#### WRITTEN TASK
Check every line of the data below for the string "label", and copy the ones that hold it.

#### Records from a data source
--- START ---
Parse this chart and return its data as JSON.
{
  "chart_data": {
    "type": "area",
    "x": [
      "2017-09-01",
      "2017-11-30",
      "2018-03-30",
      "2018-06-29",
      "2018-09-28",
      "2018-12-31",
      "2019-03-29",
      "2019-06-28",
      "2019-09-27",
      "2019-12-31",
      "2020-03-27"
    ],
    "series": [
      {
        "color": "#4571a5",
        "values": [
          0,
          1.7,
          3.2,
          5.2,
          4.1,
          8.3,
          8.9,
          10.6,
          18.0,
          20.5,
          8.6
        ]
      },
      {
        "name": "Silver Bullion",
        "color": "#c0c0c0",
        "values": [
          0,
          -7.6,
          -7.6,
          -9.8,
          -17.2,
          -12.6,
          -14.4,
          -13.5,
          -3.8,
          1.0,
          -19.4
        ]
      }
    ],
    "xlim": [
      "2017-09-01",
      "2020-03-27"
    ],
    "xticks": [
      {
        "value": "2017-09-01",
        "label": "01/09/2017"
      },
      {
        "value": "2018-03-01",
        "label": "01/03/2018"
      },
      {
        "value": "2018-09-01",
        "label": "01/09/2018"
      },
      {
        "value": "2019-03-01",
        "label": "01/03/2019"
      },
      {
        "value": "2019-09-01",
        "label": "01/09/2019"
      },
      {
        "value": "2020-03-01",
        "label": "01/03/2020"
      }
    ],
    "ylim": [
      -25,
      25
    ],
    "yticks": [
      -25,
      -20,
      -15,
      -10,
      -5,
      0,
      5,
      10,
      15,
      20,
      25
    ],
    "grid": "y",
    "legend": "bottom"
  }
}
--- END ---
#### RESULT OF THIS EXERCISE
        "label": "01/09/2017"
        "label": "01/03/2018"
        "label": "01/09/2018"
        "label": "01/03/2019"
        "label": "01/09/2019"
        "label": "01/03/2020"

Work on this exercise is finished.